- _Problem requirements_: Output every entry exactly as written, skipping any pictures.

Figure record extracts
============

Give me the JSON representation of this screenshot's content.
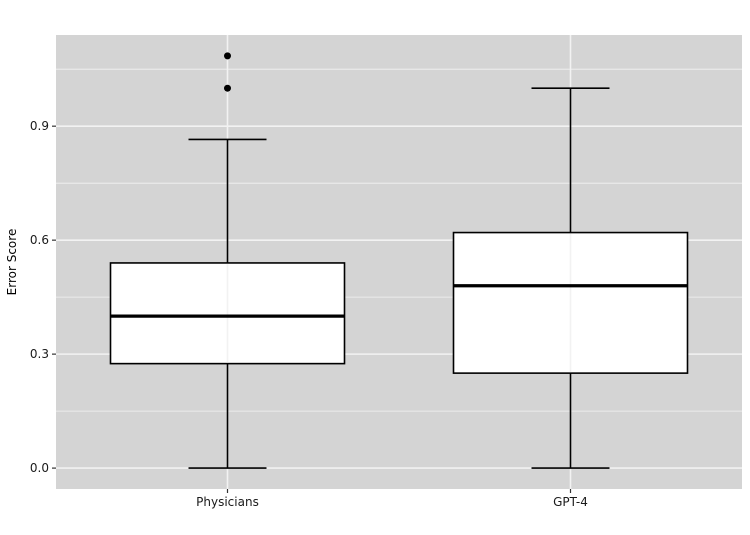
{
  "chart_data": {
    "type": "box",
    "title": "",
    "xlabel": "",
    "ylabel": "Error Score",
    "categories": [
      "Physicians",
      "GPT-4"
    ],
    "boxes": [
      {
        "name": "Physicians",
        "whisker_low": 0.0,
        "q1": 0.275,
        "median": 0.4,
        "q3": 0.54,
        "whisker_high": 0.865,
        "outliers": [
          1.0,
          1.085
        ]
      },
      {
        "name": "GPT-4",
        "whisker_low": 0.0,
        "q1": 0.25,
        "median": 0.48,
        "q3": 0.62,
        "whisker_high": 1.0,
        "outliers": []
      }
    ],
    "yticks": [
      0.0,
      0.3,
      0.6,
      0.9
    ],
    "ytick_labels": [
      "0.0",
      "0.3",
      "0.6",
      "0.9"
    ],
    "ylim": [
      -0.055,
      1.14
    ],
    "grid": true,
    "legend": "none",
    "colors": {
      "panel": "#d4d4d4",
      "grid": "#f2f2f2",
      "box_fill": "#ffffff",
      "box_stroke": "#000000"
    }
  }
}
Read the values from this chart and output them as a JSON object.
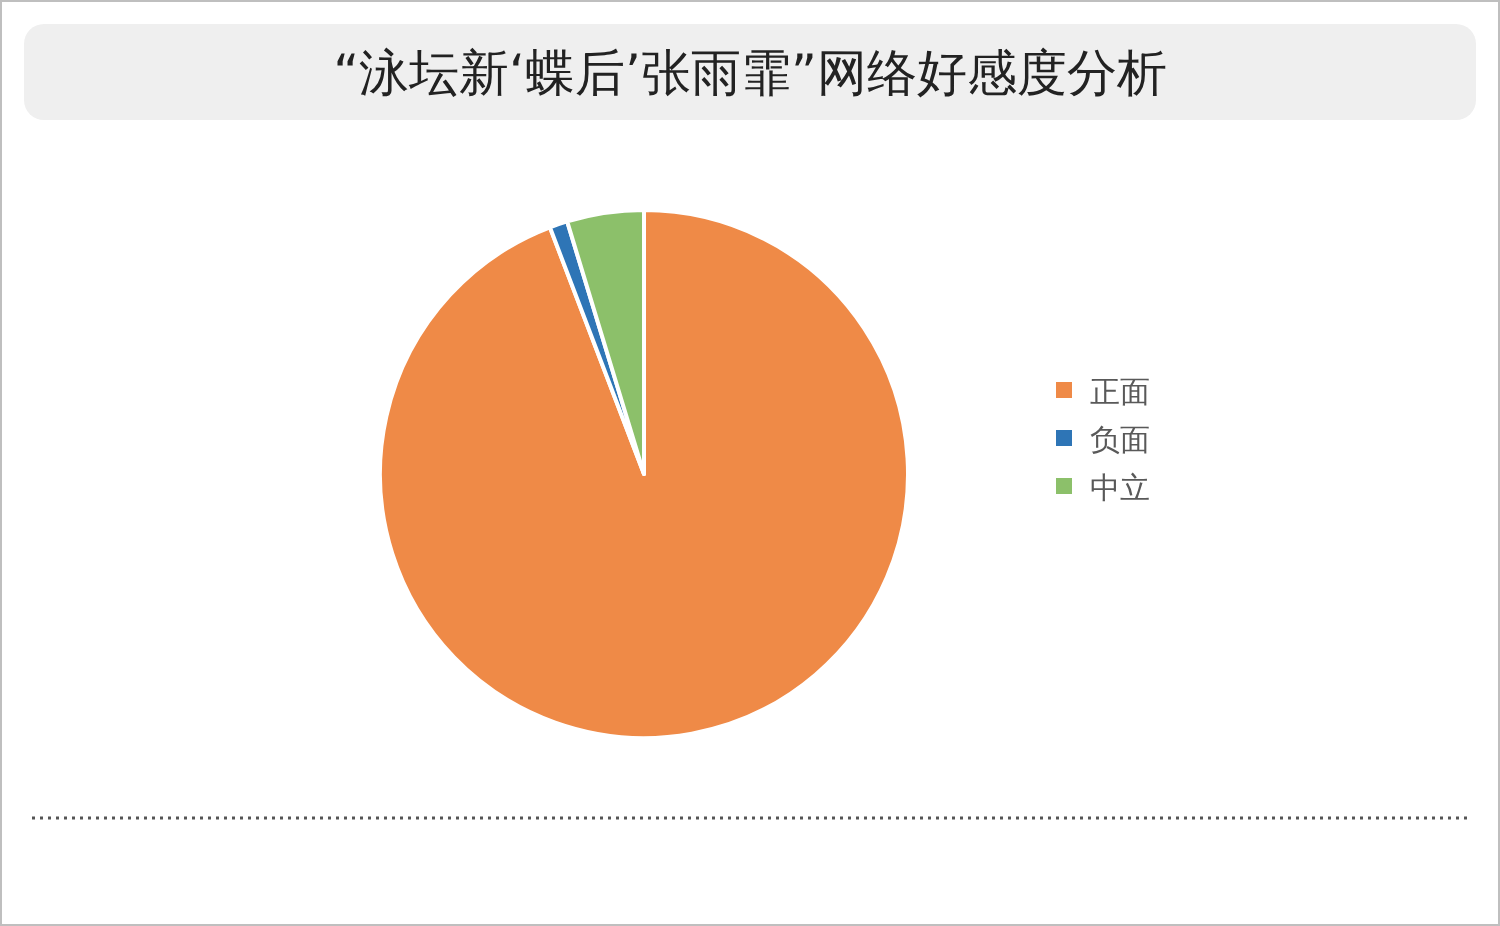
{
  "chart_data": {
    "type": "pie",
    "title": "“泳坛新‘蝶后’张雨霏”网络好感度分析",
    "categories": [
      "正面",
      "负面",
      "中立"
    ],
    "values": [
      94.2,
      1.1,
      4.7
    ],
    "colors": [
      "#ef8a47",
      "#2e75b6",
      "#8cc06a"
    ],
    "legend": "right"
  }
}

============

- _Exercise answer_:
Give me the JSON representation of this screenshot's content.
{
  "chart_data": {
    "type": "box",
    "title": "",
    "xlabel": "",
    "ylabel": "Error Score",
    "categories": [
      "Physicians",
      "GPT-4"
    ],
    "boxes": [
      {
        "name": "Physicians",
        "whisker_low": 0.0,
        "q1": 0.275,
        "median": 0.4,
        "q3": 0.54,
        "whisker_high": 0.865,
        "outliers": [
          1.0,
          1.085
        ]
      },
      {
        "name": "GPT-4",
        "whisker_low": 0.0,
        "q1": 0.25,
        "median": 0.48,
        "q3": 0.62,
        "whisker_high": 1.0,
        "outliers": []
      }
    ],
    "yticks": [
      0.0,
      0.3,
      0.6,
      0.9
    ],
    "ytick_labels": [
      "0.0",
      "0.3",
      "0.6",
      "0.9"
    ],
    "ylim": [
      -0.055,
      1.14
    ],
    "grid": true,
    "legend": "none",
    "colors": {
      "panel": "#d4d4d4",
      "grid": "#f2f2f2",
      "box_fill": "#ffffff",
      "box_stroke": "#000000"
    }
  }
}
Read the values from this chart and output them as a JSON object.
{
  "chart_data": {
    "type": "pie",
    "title": "“泳坛新‘蝶后’张雨霏”网络好感度分析",
    "categories": [
      "正面",
      "负面",
      "中立"
    ],
    "values": [
      94.2,
      1.1,
      4.7
    ],
    "colors": [
      "#ef8a47",
      "#2e75b6",
      "#8cc06a"
    ],
    "legend": "right"
  }
}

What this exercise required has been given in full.